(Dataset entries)
--*--
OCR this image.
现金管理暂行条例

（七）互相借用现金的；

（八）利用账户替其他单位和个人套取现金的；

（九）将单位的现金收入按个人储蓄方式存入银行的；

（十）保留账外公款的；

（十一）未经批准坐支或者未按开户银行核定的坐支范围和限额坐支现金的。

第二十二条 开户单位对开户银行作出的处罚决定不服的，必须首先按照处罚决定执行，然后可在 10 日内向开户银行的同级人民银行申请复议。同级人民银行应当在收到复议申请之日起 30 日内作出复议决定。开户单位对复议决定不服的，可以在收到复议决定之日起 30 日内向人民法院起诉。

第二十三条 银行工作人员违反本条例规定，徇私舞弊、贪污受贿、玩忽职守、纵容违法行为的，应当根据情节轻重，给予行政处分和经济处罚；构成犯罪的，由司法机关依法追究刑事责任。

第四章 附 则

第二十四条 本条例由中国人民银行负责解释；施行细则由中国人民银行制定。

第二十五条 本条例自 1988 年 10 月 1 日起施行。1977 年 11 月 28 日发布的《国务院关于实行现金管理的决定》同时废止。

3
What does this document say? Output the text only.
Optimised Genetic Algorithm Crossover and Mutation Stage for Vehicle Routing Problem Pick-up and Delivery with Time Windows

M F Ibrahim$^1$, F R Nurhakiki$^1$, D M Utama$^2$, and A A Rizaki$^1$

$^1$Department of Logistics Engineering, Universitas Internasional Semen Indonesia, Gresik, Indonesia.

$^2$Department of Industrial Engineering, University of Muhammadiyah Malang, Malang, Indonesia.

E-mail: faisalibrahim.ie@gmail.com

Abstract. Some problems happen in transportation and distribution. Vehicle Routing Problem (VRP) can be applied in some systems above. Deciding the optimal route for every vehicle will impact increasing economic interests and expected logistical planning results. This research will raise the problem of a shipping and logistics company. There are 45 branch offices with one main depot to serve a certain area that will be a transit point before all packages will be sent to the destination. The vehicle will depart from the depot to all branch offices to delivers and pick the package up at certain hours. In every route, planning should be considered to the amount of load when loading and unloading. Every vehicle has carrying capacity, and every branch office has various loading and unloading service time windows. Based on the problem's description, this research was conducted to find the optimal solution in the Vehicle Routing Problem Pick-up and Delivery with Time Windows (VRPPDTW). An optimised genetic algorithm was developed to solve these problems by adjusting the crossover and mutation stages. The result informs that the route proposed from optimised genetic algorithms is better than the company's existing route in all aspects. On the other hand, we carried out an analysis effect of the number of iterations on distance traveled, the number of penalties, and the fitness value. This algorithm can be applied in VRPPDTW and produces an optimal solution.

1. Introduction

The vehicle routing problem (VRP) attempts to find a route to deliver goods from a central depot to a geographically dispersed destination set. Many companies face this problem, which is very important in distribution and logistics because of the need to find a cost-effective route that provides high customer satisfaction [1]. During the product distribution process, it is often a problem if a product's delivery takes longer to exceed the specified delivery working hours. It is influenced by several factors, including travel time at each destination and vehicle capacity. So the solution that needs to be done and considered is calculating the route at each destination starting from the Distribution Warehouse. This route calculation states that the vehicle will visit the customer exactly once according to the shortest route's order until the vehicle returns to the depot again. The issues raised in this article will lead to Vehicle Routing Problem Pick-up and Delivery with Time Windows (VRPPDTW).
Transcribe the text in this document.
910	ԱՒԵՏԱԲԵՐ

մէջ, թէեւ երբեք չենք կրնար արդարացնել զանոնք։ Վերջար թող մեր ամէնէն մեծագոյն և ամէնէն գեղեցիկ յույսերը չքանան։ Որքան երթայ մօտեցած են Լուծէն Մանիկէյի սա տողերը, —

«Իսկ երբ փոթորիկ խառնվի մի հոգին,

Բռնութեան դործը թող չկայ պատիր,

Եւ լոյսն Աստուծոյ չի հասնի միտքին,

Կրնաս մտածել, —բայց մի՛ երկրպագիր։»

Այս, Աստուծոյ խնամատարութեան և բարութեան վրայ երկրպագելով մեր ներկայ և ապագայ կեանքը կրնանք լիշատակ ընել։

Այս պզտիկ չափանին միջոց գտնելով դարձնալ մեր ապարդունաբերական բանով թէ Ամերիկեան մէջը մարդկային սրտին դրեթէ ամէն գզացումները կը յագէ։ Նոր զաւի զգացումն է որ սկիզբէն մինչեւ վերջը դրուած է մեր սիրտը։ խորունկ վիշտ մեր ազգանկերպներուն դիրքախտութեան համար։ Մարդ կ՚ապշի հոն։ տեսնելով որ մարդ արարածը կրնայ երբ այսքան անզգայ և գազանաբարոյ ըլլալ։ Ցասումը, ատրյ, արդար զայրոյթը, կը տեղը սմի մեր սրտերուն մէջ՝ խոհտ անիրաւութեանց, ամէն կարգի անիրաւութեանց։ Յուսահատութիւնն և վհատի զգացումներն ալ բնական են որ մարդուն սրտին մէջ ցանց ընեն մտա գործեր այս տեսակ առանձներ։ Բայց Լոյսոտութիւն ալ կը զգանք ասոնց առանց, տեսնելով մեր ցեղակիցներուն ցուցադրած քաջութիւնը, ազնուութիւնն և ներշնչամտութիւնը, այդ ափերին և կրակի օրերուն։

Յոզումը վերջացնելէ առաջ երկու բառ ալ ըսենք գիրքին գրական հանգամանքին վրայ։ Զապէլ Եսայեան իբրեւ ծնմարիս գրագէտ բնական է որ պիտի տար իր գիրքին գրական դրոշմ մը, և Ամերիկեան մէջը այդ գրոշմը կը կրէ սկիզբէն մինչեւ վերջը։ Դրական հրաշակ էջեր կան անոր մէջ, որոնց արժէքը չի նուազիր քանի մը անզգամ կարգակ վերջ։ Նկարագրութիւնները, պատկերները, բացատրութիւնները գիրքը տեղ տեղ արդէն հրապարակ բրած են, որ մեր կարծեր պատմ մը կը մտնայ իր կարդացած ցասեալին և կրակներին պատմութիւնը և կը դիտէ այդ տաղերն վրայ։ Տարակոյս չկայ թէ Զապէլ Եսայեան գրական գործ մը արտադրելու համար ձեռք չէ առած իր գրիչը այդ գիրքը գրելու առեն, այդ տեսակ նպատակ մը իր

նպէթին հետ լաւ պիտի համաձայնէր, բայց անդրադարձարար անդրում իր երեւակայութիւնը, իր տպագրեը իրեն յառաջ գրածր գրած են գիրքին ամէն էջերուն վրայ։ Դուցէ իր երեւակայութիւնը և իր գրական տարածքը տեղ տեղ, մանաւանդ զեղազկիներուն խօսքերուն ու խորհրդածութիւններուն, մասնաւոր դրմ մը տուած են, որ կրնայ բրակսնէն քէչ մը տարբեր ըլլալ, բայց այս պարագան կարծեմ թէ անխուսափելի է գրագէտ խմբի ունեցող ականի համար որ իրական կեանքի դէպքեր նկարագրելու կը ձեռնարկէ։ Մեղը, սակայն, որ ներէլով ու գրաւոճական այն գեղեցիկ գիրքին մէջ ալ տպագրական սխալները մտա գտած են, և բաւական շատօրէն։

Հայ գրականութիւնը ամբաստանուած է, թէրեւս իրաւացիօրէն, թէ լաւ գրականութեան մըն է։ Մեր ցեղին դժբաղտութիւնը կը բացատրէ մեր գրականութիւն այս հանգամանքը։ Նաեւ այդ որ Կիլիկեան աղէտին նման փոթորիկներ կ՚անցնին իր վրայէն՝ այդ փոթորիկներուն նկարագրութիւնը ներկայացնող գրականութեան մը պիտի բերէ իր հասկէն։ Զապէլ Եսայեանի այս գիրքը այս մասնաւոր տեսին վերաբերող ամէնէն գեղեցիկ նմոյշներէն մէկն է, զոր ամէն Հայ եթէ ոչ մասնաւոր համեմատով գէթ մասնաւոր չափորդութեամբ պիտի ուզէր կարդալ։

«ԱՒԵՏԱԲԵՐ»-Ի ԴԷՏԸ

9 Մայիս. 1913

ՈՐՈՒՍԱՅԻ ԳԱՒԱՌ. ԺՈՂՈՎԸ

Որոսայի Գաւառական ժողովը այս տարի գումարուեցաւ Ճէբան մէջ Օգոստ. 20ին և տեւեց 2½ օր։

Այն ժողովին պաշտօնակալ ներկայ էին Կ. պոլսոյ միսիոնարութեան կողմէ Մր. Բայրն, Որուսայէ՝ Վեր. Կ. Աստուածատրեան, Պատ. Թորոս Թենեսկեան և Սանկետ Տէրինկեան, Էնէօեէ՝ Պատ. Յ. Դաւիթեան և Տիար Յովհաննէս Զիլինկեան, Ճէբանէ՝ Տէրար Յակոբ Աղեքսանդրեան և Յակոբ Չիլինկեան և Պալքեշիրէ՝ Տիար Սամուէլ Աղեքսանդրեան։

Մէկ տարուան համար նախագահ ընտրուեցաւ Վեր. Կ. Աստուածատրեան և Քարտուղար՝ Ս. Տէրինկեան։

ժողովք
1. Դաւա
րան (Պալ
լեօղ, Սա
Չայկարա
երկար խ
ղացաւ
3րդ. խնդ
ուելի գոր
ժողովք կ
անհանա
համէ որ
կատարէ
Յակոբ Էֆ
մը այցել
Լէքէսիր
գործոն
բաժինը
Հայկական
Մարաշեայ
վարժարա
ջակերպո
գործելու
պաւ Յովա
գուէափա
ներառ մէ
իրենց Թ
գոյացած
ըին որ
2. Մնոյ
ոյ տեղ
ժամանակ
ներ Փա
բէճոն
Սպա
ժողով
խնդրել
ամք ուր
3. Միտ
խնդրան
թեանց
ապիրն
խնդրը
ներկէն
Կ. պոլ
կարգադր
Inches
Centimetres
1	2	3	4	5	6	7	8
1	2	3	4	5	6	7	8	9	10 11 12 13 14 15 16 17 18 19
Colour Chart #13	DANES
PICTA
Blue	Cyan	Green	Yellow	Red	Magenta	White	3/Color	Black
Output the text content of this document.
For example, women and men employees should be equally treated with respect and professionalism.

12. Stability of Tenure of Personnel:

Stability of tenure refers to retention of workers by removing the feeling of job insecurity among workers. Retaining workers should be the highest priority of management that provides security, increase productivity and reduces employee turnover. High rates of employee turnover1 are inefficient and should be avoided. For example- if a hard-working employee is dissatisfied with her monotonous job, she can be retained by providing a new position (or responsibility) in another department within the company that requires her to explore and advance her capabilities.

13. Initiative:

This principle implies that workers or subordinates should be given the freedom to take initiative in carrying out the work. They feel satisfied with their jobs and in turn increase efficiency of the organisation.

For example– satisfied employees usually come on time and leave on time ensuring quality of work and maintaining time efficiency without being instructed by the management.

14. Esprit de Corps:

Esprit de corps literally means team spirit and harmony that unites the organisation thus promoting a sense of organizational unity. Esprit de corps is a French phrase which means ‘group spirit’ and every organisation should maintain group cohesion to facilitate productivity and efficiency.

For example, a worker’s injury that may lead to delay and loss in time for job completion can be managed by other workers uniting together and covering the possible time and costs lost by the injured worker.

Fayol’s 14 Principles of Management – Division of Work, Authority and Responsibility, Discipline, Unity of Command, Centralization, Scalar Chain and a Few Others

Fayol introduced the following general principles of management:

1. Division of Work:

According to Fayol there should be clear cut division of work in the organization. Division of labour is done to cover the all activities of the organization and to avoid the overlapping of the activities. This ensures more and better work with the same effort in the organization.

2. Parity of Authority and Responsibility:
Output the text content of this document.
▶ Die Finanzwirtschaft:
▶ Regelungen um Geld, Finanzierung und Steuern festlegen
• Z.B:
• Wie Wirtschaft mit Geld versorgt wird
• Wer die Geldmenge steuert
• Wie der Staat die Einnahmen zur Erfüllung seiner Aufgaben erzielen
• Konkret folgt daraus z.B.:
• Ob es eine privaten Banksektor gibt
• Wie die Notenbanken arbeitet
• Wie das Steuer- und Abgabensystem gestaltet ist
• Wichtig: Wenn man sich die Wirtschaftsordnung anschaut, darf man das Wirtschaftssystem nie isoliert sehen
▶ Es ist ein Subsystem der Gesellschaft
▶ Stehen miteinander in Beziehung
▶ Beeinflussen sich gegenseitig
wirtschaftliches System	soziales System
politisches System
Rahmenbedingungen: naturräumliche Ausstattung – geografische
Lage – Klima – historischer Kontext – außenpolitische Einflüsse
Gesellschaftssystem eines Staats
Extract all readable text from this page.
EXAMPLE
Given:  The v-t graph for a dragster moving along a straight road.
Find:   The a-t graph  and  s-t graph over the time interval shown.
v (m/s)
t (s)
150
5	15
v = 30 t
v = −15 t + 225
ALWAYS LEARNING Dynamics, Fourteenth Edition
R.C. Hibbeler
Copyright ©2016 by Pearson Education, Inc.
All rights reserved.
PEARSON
--*--
__WORK INSTRUCTIONS__
Note how many lines in the material hold the word "սկիզբէն", and give that number with nothing added.

__ANSWER FOR THIS EXERCISE__
2